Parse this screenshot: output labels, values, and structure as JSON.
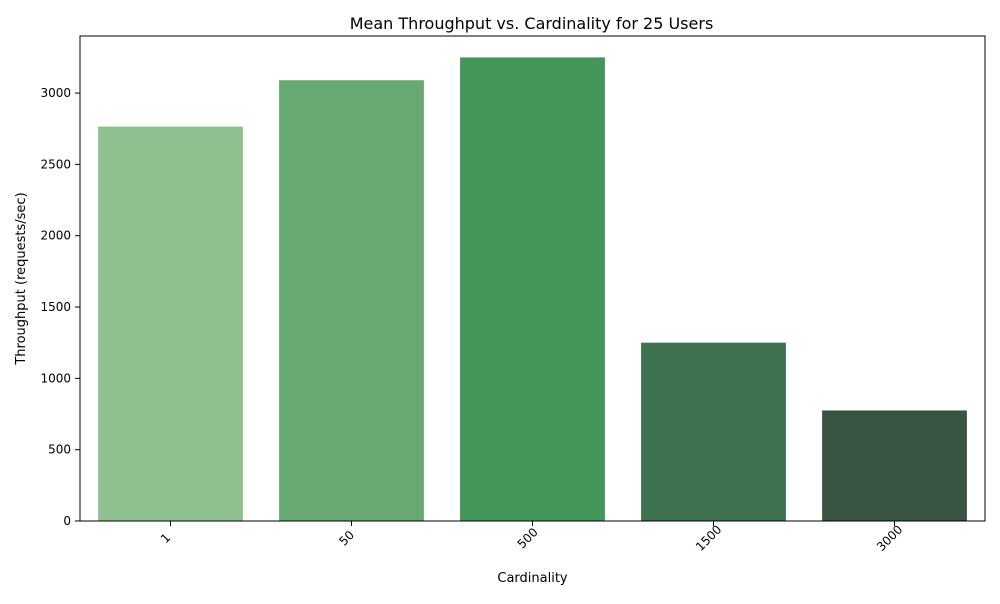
{
  "chart_data": {
    "type": "bar",
    "title": "Mean Throughput vs. Cardinality for 25 Users",
    "xlabel": "Cardinality",
    "ylabel": "Throughput (requests/sec)",
    "categories": [
      "1",
      "50",
      "500",
      "1500",
      "3000"
    ],
    "values": [
      2765,
      3090,
      3250,
      1250,
      775
    ],
    "bar_colors": [
      "#8fc08f",
      "#69a974",
      "#43955a",
      "#3d7150",
      "#3a5443"
    ],
    "ylim": [
      0,
      3400
    ],
    "yticks": [
      0,
      500,
      1000,
      1500,
      2000,
      2500,
      3000
    ],
    "grid": false,
    "legend": "none"
  }
}
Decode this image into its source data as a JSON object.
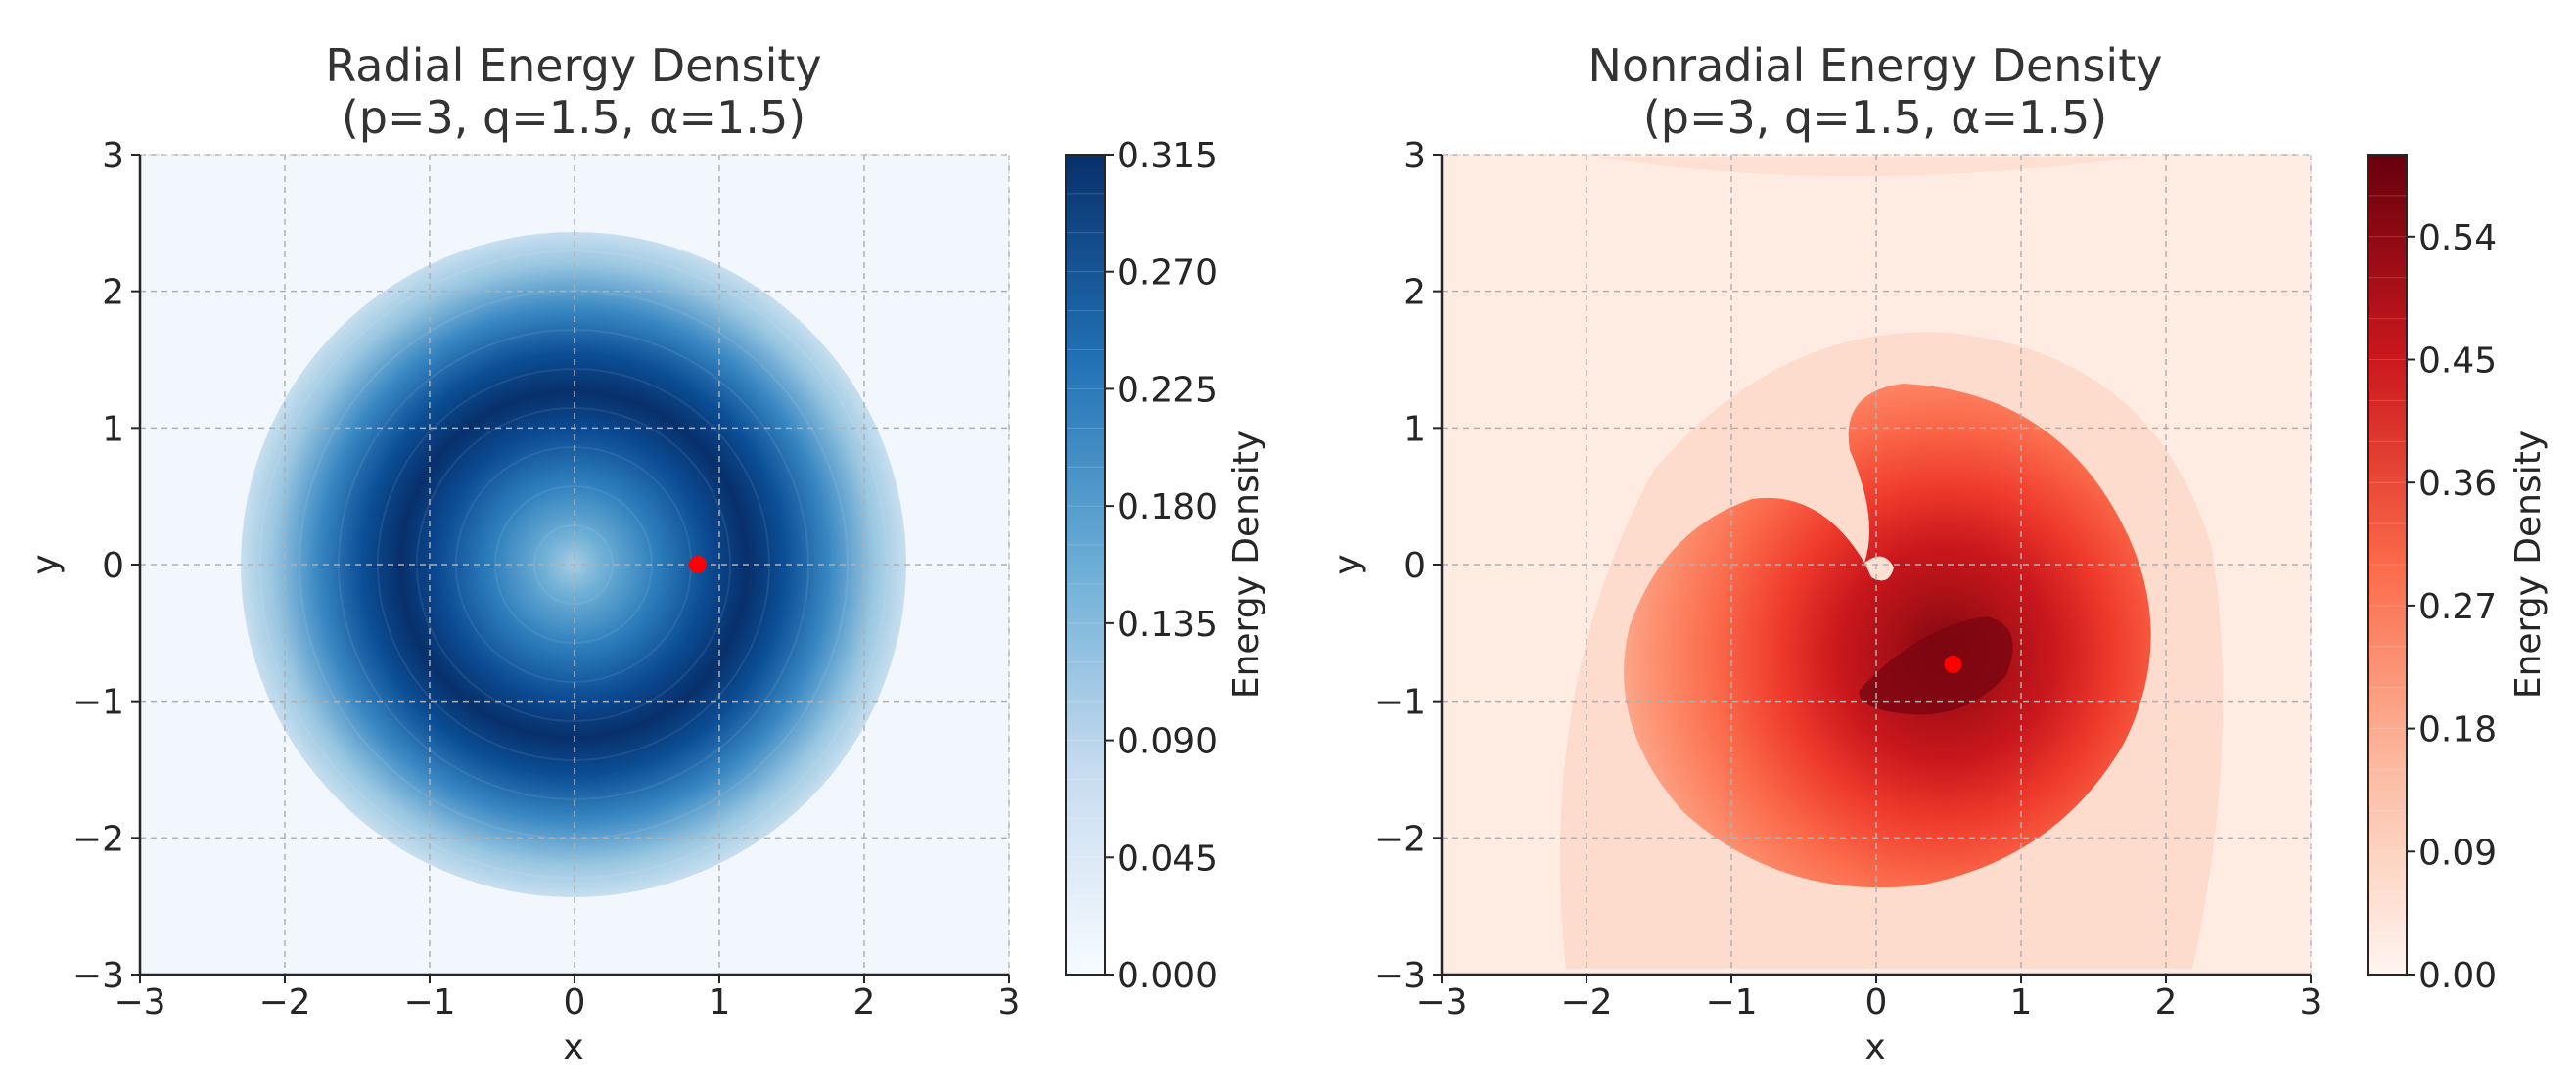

THE EXERCISE
Output all of the records exactly as they appear above, but not the pictures.

SOLUTION TO THIS EXERCISE
Parse this screenshot: output labels, values, and structure as JSON.
{
  "chart_data": {
    "type": "bar",
    "title": "Mean Throughput vs. Cardinality for 25 Users",
    "xlabel": "Cardinality",
    "ylabel": "Throughput (requests/sec)",
    "categories": [
      "1",
      "50",
      "500",
      "1500",
      "3000"
    ],
    "values": [
      2765,
      3090,
      3250,
      1250,
      775
    ],
    "bar_colors": [
      "#8fc08f",
      "#69a974",
      "#43955a",
      "#3d7150",
      "#3a5443"
    ],
    "ylim": [
      0,
      3400
    ],
    "yticks": [
      0,
      500,
      1000,
      1500,
      2000,
      2500,
      3000
    ],
    "grid": false,
    "legend": "none"
  }
}
Decode this image into its source data as a JSON object.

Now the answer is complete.